◆ Given information
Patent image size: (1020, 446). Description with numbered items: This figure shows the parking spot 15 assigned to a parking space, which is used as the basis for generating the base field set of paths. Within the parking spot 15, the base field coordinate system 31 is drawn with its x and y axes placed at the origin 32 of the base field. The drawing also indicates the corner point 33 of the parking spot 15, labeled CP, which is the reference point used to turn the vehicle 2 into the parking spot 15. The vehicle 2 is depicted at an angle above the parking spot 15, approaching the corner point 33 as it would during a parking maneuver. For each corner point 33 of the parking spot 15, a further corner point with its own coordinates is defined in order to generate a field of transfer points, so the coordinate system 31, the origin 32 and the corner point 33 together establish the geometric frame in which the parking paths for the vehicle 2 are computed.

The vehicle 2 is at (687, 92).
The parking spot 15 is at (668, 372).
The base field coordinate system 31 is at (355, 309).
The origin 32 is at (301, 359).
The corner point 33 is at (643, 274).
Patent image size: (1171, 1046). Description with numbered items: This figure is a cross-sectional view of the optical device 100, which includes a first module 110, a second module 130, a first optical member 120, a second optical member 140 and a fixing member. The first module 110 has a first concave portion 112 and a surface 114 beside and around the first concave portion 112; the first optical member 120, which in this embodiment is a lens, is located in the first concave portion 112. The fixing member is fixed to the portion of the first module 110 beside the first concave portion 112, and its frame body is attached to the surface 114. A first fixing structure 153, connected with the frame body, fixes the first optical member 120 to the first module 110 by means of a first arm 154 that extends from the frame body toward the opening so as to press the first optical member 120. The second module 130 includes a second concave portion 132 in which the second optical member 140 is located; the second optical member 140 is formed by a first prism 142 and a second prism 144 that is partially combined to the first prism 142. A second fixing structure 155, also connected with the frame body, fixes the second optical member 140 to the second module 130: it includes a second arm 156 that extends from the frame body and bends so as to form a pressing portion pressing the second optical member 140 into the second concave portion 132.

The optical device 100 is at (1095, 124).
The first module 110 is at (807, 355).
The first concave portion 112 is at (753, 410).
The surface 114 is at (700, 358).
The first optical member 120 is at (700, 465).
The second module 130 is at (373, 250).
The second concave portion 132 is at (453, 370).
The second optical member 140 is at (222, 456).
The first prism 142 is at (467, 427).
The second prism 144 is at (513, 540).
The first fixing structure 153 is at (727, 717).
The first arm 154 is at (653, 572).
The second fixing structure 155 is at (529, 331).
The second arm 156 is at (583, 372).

◆ Job
Please count the lines in the records above that contain the string "vehicle", where case counts. Reply with the number alone.

◆ Completed task
2